Return every line below exactly, without dropping any.

** Materials provided follows **

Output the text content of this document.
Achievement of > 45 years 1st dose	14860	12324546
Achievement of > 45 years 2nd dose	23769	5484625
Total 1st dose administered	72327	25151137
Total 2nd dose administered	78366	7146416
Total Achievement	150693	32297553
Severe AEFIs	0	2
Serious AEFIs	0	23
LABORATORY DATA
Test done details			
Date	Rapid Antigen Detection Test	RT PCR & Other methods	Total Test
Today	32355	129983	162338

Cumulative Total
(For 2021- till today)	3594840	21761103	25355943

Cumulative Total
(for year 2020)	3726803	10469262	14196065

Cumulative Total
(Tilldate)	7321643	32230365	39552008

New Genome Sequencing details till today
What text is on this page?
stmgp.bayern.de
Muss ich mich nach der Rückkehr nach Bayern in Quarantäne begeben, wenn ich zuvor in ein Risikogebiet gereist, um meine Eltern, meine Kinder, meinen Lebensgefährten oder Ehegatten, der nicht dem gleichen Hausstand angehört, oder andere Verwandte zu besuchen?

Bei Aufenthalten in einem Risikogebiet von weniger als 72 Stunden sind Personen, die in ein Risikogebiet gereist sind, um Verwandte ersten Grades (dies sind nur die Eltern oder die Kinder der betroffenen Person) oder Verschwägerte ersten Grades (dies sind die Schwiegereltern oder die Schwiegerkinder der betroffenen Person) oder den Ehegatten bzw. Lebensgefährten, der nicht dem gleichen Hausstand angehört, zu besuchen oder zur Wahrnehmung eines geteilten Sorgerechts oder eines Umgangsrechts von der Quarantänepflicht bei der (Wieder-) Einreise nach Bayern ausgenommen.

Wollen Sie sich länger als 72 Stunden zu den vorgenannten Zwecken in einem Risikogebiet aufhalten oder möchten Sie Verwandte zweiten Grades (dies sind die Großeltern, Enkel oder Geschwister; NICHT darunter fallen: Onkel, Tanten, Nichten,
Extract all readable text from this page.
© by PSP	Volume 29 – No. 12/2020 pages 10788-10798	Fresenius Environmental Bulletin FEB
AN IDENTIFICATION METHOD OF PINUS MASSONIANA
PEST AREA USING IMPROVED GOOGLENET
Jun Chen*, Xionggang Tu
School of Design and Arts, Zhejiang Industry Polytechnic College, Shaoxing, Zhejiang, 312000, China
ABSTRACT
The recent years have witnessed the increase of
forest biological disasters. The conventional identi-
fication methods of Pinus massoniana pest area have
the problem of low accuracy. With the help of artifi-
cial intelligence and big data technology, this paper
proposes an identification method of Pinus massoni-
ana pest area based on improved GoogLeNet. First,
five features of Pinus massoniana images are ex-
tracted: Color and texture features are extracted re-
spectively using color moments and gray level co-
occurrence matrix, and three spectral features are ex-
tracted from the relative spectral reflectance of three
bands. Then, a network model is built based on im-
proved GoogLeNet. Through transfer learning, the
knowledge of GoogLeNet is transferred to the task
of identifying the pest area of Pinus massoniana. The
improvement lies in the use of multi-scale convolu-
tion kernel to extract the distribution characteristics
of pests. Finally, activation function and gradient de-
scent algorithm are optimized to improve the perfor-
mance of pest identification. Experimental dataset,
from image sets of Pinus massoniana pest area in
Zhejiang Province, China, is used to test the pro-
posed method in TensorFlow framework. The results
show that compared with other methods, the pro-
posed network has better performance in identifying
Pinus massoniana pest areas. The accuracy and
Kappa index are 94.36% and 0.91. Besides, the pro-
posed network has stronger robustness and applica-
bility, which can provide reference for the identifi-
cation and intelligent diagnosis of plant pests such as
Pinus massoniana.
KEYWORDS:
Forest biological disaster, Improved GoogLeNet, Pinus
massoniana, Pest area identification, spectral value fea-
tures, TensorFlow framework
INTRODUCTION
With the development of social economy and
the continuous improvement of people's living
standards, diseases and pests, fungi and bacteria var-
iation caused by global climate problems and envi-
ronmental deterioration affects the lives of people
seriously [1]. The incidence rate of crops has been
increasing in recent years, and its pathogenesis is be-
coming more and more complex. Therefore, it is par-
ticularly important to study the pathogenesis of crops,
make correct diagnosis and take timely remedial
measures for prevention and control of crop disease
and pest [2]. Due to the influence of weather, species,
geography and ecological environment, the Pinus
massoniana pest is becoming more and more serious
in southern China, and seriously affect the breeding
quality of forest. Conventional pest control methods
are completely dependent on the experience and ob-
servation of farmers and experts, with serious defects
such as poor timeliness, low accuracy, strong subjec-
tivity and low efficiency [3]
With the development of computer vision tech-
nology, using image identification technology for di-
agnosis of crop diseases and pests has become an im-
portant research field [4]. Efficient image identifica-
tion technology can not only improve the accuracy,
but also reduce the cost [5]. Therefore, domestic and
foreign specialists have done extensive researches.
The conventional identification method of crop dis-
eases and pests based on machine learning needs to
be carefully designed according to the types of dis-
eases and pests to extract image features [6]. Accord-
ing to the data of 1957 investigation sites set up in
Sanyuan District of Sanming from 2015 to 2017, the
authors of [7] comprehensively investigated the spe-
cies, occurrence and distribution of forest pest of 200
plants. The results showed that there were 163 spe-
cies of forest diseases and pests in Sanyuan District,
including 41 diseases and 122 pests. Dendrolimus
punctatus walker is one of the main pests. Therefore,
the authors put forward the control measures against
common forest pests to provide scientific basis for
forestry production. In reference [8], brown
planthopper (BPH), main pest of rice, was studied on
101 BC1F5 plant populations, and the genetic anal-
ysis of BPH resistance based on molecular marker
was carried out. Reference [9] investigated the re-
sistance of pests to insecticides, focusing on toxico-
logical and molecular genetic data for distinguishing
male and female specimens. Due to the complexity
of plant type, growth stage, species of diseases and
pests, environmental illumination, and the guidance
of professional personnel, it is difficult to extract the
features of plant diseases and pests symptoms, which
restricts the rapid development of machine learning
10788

** End of Materials provided **

> _Written response_
Output the text content of this document.
Achievement of > 45 years 1st dose	14860	12324546
Achievement of > 45 years 2nd dose	23769	5484625
Total 1st dose administered	72327	25151137
Total 2nd dose administered	78366	7146416
Total Achievement	150693	32297553
Severe AEFIs	0	2
Serious AEFIs	0	23
LABORATORY DATA
Test done details			
Date	Rapid Antigen Detection Test	RT PCR & Other methods	Total Test
Today	32355	129983	162338

Cumulative Total
(For 2021- till today)	3594840	21761103	25355943

Cumulative Total
(for year 2020)	3726803	10469262	14196065

Cumulative Total
(Tilldate)	7321643	32230365	39552008

New Genome Sequencing details till today
What text is on this page?
stmgp.bayern.de
Muss ich mich nach der Rückkehr nach Bayern in Quarantäne begeben, wenn ich zuvor in ein Risikogebiet gereist, um meine Eltern, meine Kinder, meinen Lebensgefährten oder Ehegatten, der nicht dem gleichen Hausstand angehört, oder andere Verwandte zu besuchen?

Bei Aufenthalten in einem Risikogebiet von weniger als 72 Stunden sind Personen, die in ein Risikogebiet gereist sind, um Verwandte ersten Grades (dies sind nur die Eltern oder die Kinder der betroffenen Person) oder Verschwägerte ersten Grades (dies sind die Schwiegereltern oder die Schwiegerkinder der betroffenen Person) oder den Ehegatten bzw. Lebensgefährten, der nicht dem gleichen Hausstand angehört, zu besuchen oder zur Wahrnehmung eines geteilten Sorgerechts oder eines Umgangsrechts von der Quarantänepflicht bei der (Wieder-) Einreise nach Bayern ausgenommen.

Wollen Sie sich länger als 72 Stunden zu den vorgenannten Zwecken in einem Risikogebiet aufhalten oder möchten Sie Verwandte zweiten Grades (dies sind die Großeltern, Enkel oder Geschwister; NICHT darunter fallen: Onkel, Tanten, Nichten,
Extract all readable text from this page.
© by PSP	Volume 29 – No. 12/2020 pages 10788-10798	Fresenius Environmental Bulletin FEB
AN IDENTIFICATION METHOD OF PINUS MASSONIANA
PEST AREA USING IMPROVED GOOGLENET
Jun Chen*, Xionggang Tu
School of Design and Arts, Zhejiang Industry Polytechnic College, Shaoxing, Zhejiang, 312000, China
ABSTRACT
The recent years have witnessed the increase of
forest biological disasters. The conventional identi-
fication methods of Pinus massoniana pest area have
the problem of low accuracy. With the help of artifi-
cial intelligence and big data technology, this paper
proposes an identification method of Pinus massoni-
ana pest area based on improved GoogLeNet. First,
five features of Pinus massoniana images are ex-
tracted: Color and texture features are extracted re-
spectively using color moments and gray level co-
occurrence matrix, and three spectral features are ex-
tracted from the relative spectral reflectance of three
bands. Then, a network model is built based on im-
proved GoogLeNet. Through transfer learning, the
knowledge of GoogLeNet is transferred to the task
of identifying the pest area of Pinus massoniana. The
improvement lies in the use of multi-scale convolu-
tion kernel to extract the distribution characteristics
of pests. Finally, activation function and gradient de-
scent algorithm are optimized to improve the perfor-
mance of pest identification. Experimental dataset,
from image sets of Pinus massoniana pest area in
Zhejiang Province, China, is used to test the pro-
posed method in TensorFlow framework. The results
show that compared with other methods, the pro-
posed network has better performance in identifying
Pinus massoniana pest areas. The accuracy and
Kappa index are 94.36% and 0.91. Besides, the pro-
posed network has stronger robustness and applica-
bility, which can provide reference for the identifi-
cation and intelligent diagnosis of plant pests such as
Pinus massoniana.
KEYWORDS:
Forest biological disaster, Improved GoogLeNet, Pinus
massoniana, Pest area identification, spectral value fea-
tures, TensorFlow framework
INTRODUCTION
With the development of social economy and
the continuous improvement of people's living
standards, diseases and pests, fungi and bacteria var-
iation caused by global climate problems and envi-
ronmental deterioration affects the lives of people
seriously [1]. The incidence rate of crops has been
increasing in recent years, and its pathogenesis is be-
coming more and more complex. Therefore, it is par-
ticularly important to study the pathogenesis of crops,
make correct diagnosis and take timely remedial
measures for prevention and control of crop disease
and pest [2]. Due to the influence of weather, species,
geography and ecological environment, the Pinus
massoniana pest is becoming more and more serious
in southern China, and seriously affect the breeding
quality of forest. Conventional pest control methods
are completely dependent on the experience and ob-
servation of farmers and experts, with serious defects
such as poor timeliness, low accuracy, strong subjec-
tivity and low efficiency [3]
With the development of computer vision tech-
nology, using image identification technology for di-
agnosis of crop diseases and pests has become an im-
portant research field [4]. Efficient image identifica-
tion technology can not only improve the accuracy,
but also reduce the cost [5]. Therefore, domestic and
foreign specialists have done extensive researches.
The conventional identification method of crop dis-
eases and pests based on machine learning needs to
be carefully designed according to the types of dis-
eases and pests to extract image features [6]. Accord-
ing to the data of 1957 investigation sites set up in
Sanyuan District of Sanming from 2015 to 2017, the
authors of [7] comprehensively investigated the spe-
cies, occurrence and distribution of forest pest of 200
plants. The results showed that there were 163 spe-
cies of forest diseases and pests in Sanyuan District,
including 41 diseases and 122 pests. Dendrolimus
punctatus walker is one of the main pests. Therefore,
the authors put forward the control measures against
common forest pests to provide scientific basis for
forestry production. In reference [8], brown
planthopper (BPH), main pest of rice, was studied on
101 BC1F5 plant populations, and the genetic anal-
ysis of BPH resistance based on molecular marker
was carried out. Reference [9] investigated the re-
sistance of pests to insecticides, focusing on toxico-
logical and molecular genetic data for distinguishing
male and female specimens. Due to the complexity
of plant type, growth stage, species of diseases and
pests, environmental illumination, and the guidance
of professional personnel, it is difficult to extract the
features of plant diseases and pests symptoms, which
restricts the rapid development of machine learning
10788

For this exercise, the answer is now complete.